**Supplied data:**
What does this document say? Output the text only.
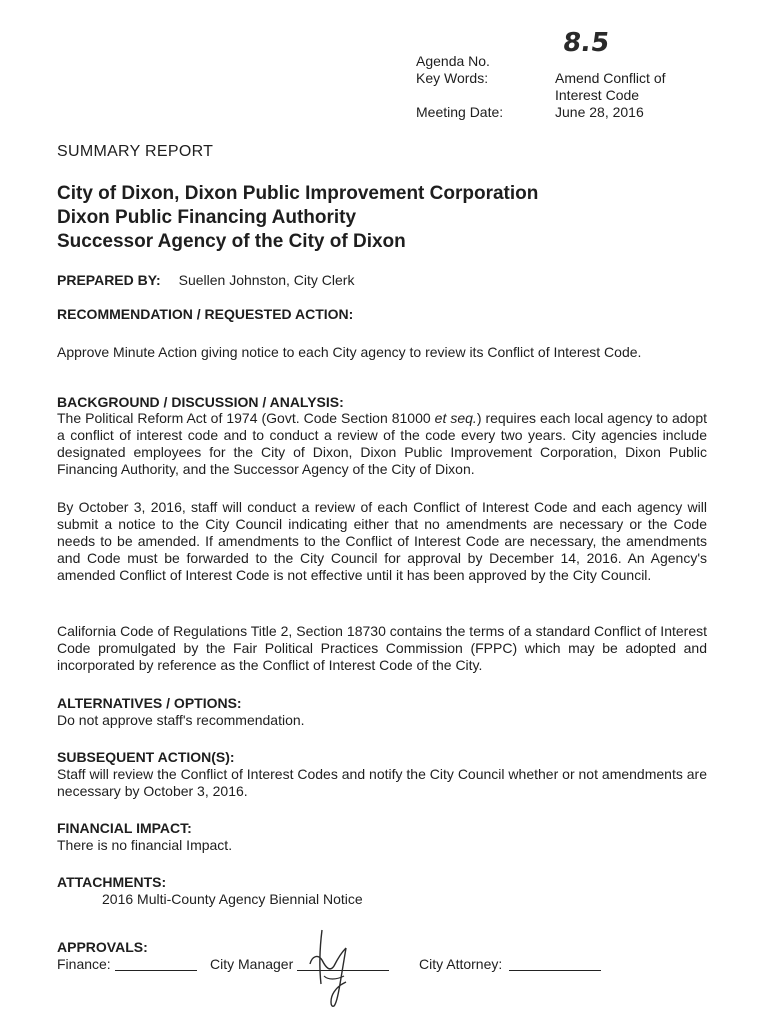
Agenda No.
8.5
Key Words:	Amend Conflict of
Interest Code
Meeting Date:	June 28, 2016
SUMMARY REPORT
City of Dixon, Dixon Public Improvement Corporation
Dixon Public Financing Authority
Successor Agency of the City of Dixon
PREPARED BY: Suellen Johnston, City Clerk
RECOMMENDATION / REQUESTED ACTION:
Approve Minute Action giving notice to each City agency to review its Conflict of Interest Code.
BACKGROUND / DISCUSSION / ANALYSIS:
The Political Reform Act of 1974 (Govt. Code Section 81000 et seq.) requires each local agency to adopt a conflict of interest code and to conduct a review of the code every two years. City agencies include designated employees for the City of Dixon, Dixon Public Improvement Corporation, Dixon Public Financing Authority, and the Successor Agency of the City of Dixon.
By October 3, 2016, staff will conduct a review of each Conflict of Interest Code and each agency will submit a notice to the City Council indicating either that no amendments are necessary or the Code needs to be amended. If amendments to the Conflict of Interest Code are necessary, the amendments and Code must be forwarded to the City Council for approval by December 14, 2016. An Agency's amended Conflict of Interest Code is not effective until it has been approved by the City Council.
California Code of Regulations Title 2, Section 18730 contains the terms of a standard Conflict of Interest Code promulgated by the Fair Political Practices Commission (FPPC) which may be adopted and incorporated by reference as the Conflict of Interest Code of the City.
ALTERNATIVES / OPTIONS:
Do not approve staff's recommendation.
SUBSEQUENT ACTION(S):
Staff will review the Conflict of Interest Codes and notify the City Council whether or not amendments are necessary by October 3, 2016.
FINANCIAL IMPACT:
There is no financial Impact.
ATTACHMENTS:
2016 Multi-County Agency Biennial Notice
APPROVALS:
Finance:	City Manager	City Attorney:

**Task to carry out:** Search the lines for "Political". Copy each line that has it.

**Response to this task:**
The Political Reform Act of 1974 (Govt. Code Section 81000 et seq.) requires each local agency to adopt a conflict of interest code and to conduct a review of the code every two years. City agencies include designated employees for the City of Dixon, Dixon Public Improvement Corporation, Dixon Public Financing Authority, and the Successor Agency of the City of Dixon.
California Code of Regulations Title 2, Section 18730 contains the terms of a standard Conflict of Interest Code promulgated by the Fair Political Practices Commission (FPPC) which may be adopted and incorporated by reference as the Conflict of Interest Code of the City.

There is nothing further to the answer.